Supplied data —
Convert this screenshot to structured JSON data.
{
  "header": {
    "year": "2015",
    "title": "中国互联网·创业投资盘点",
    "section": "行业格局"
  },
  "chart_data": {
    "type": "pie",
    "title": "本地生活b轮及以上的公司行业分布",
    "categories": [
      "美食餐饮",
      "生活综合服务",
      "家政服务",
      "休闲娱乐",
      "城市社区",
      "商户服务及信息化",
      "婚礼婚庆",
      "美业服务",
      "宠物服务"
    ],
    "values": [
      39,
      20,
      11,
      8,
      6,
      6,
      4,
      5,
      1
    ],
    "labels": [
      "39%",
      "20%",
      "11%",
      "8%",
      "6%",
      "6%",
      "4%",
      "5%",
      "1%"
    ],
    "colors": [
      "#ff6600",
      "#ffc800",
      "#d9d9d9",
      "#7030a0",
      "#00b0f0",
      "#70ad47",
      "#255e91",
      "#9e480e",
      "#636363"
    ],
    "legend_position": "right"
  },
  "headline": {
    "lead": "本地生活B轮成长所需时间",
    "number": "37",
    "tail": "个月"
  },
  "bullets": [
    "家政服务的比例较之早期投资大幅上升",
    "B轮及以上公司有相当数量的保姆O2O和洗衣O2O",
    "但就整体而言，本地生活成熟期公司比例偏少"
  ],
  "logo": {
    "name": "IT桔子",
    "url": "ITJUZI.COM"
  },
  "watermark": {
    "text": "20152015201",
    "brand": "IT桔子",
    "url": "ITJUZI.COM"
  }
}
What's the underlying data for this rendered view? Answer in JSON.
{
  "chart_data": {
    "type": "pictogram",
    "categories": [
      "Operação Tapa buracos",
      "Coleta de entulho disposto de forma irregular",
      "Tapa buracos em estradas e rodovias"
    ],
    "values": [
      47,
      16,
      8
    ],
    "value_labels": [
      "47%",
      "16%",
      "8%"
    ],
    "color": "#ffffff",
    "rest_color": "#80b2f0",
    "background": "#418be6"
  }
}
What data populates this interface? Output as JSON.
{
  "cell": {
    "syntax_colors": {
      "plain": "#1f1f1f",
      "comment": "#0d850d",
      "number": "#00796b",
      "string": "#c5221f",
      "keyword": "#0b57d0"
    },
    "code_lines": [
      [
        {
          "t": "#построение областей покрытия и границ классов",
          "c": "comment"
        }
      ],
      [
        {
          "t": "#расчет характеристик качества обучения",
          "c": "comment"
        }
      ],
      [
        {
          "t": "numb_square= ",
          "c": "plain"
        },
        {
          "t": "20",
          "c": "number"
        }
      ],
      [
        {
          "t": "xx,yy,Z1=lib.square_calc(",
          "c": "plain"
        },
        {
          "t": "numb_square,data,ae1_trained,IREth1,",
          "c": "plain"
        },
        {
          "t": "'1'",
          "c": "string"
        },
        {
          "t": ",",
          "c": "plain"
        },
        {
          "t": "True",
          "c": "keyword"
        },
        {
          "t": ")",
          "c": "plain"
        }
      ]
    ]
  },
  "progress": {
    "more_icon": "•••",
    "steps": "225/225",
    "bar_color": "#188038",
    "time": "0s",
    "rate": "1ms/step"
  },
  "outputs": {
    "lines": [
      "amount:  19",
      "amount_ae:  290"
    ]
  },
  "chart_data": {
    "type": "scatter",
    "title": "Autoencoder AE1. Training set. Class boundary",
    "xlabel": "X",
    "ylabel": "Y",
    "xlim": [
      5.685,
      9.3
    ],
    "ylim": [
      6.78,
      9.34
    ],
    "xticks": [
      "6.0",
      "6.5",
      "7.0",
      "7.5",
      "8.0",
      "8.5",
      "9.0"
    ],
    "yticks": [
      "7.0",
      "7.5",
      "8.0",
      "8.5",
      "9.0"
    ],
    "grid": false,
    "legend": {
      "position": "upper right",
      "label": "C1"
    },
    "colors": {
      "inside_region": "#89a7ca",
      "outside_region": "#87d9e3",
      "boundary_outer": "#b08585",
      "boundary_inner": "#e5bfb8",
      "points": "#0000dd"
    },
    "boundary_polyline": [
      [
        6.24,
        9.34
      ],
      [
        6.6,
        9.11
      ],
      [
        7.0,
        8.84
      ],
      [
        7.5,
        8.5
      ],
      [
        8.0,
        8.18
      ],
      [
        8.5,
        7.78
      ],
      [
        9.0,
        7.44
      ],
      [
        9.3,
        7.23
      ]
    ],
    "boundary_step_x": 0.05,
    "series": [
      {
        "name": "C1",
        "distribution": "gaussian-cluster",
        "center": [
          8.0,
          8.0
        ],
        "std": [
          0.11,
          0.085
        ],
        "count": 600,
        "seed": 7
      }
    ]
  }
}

Your task — Tally the lines above that contain the word "What", and reply with only the number.

Output for this exercise — 2